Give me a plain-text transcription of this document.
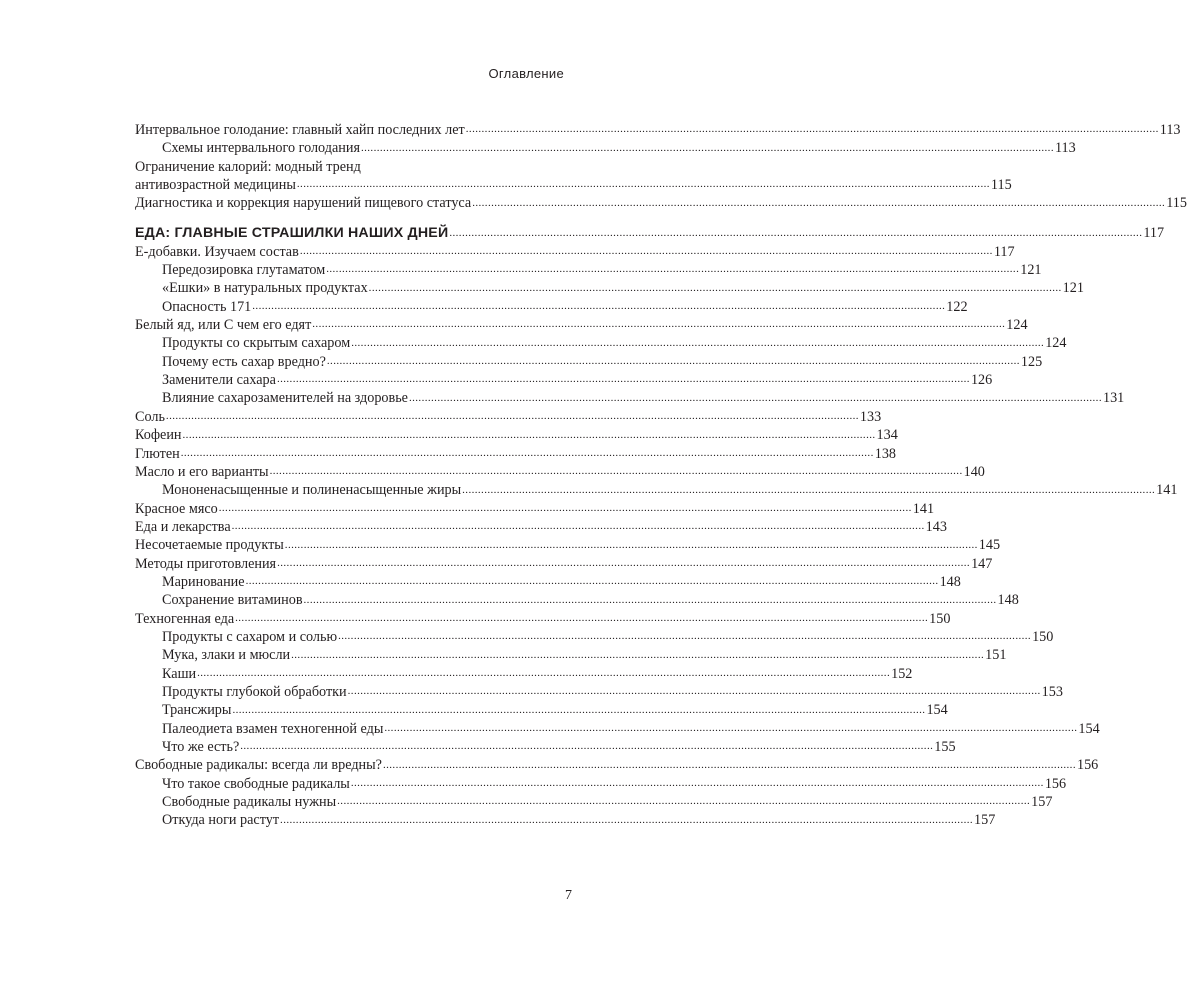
Оглавление
Интервальное голодание: главный хайп последних лет ............................................................................................................................................................................................................................ 113
Схемы интервального голодания ............................................................................................................................................................................................................................ 113
Ограничение калорий: модный тренд
антивозрастной медицины ............................................................................................................................................................................................................................ 115
Диагностика и коррекция нарушений пищевого статуса ............................................................................................................................................................................................................................ 115
ЕДА: ГЛАВНЫЕ СТРАШИЛКИ НАШИХ ДНЕЙ ............................................................................................................................................................................................................................ 117
Е-добавки. Изучаем состав ............................................................................................................................................................................................................................ 117
Передозировка глутаматом ............................................................................................................................................................................................................................ 121
«Ешки» в натуральных продуктах ............................................................................................................................................................................................................................ 121
Опасность 171 ............................................................................................................................................................................................................................ 122
Белый яд, или С чем его едят ............................................................................................................................................................................................................................ 124
Продукты со скрытым сахаром ............................................................................................................................................................................................................................ 124
Почему есть сахар вредно? ............................................................................................................................................................................................................................ 125
Заменители сахара ............................................................................................................................................................................................................................ 126
Влияние сахарозаменителей на здоровье ............................................................................................................................................................................................................................ 131
Соль ............................................................................................................................................................................................................................ 133
Кофеин ............................................................................................................................................................................................................................ 134
Глютен ............................................................................................................................................................................................................................ 138
Масло и его варианты ............................................................................................................................................................................................................................ 140
Мононенасыщенные и полиненасыщенные жиры ............................................................................................................................................................................................................................ 141
Красное мясо ............................................................................................................................................................................................................................ 141
Еда и лекарства ............................................................................................................................................................................................................................ 143
Несочетаемые продукты ............................................................................................................................................................................................................................ 145
Методы приготовления ............................................................................................................................................................................................................................ 147
Маринование ............................................................................................................................................................................................................................ 148
Сохранение витаминов ............................................................................................................................................................................................................................ 148
Техногенная еда ............................................................................................................................................................................................................................ 150
Продукты с сахаром и солью ............................................................................................................................................................................................................................ 150
Мука, злаки и мюсли ............................................................................................................................................................................................................................ 151
Каши ............................................................................................................................................................................................................................ 152
Продукты глубокой обработки ............................................................................................................................................................................................................................ 153
Трансжиры ............................................................................................................................................................................................................................ 154
Палеодиета взамен техногенной еды ............................................................................................................................................................................................................................ 154
Что же есть? ............................................................................................................................................................................................................................ 155
Свободные радикалы: всегда ли вредны? ............................................................................................................................................................................................................................ 156
Что такое свободные радикалы ............................................................................................................................................................................................................................ 156
Свободные радикалы нужны ............................................................................................................................................................................................................................ 157
Откуда ноги растут ............................................................................................................................................................................................................................ 157
7
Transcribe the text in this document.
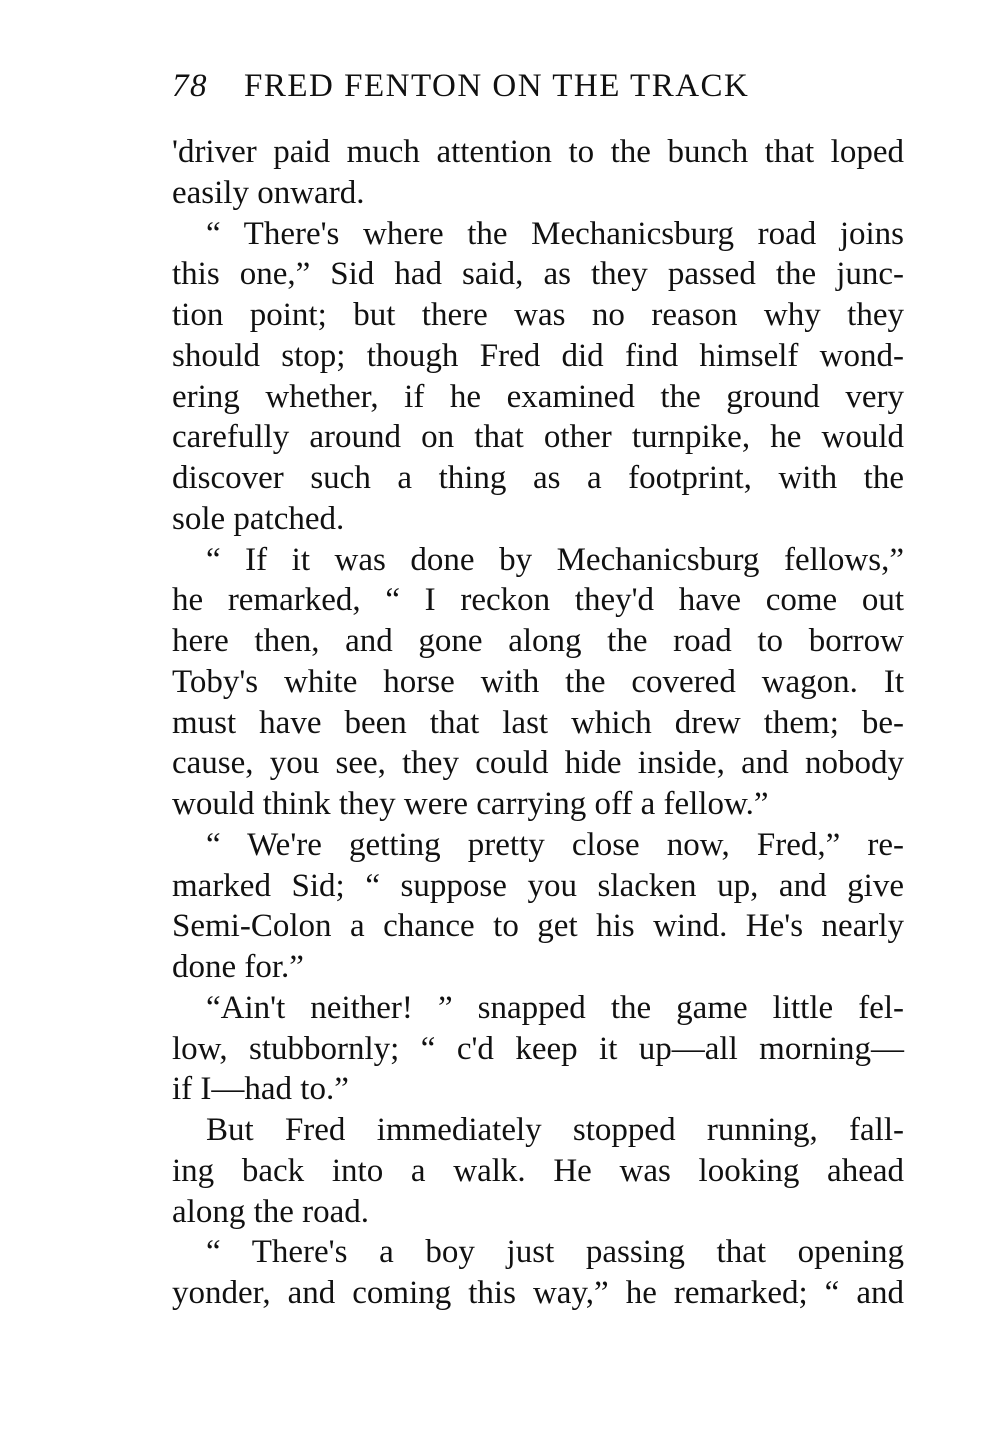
78 FRED FENTON ON THE TRACK
'driver paid much attention to the bunch that loped
easily onward.
“ There's where the Mechanicsburg road joins
this one,” Sid had said, as they passed the junc-
tion point; but there was no reason why they
should stop; though Fred did find himself wond-
ering whether, if he examined the ground very
carefully around on that other turnpike, he would
discover such a thing as a footprint, with the
sole patched.
“ If it was done by Mechanicsburg fellows,”
he remarked, “ I reckon they'd have come out
here then, and gone along the road to borrow
Toby's white horse with the covered wagon. It
must have been that last which drew them; be-
cause, you see, they could hide inside, and nobody
would think they were carrying off a fellow.”
“ We're getting pretty close now, Fred,” re-
marked Sid; “ suppose you slacken up, and give
Semi-Colon a chance to get his wind. He's nearly
done for.”
“Ain't neither! ” snapped the game little fel-
low, stubbornly; “ c'd keep it up—all morning—
if I—had to.”
But Fred immediately stopped running, fall-
ing back into a walk. He was looking ahead
along the road.
“ There's a boy just passing that opening
yonder, and coming this way,” he remarked; “ and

**Task instructions:**
Among the entries above, how many lines include the word "remarked"? Reply with the number only.

**Exercise output:**
2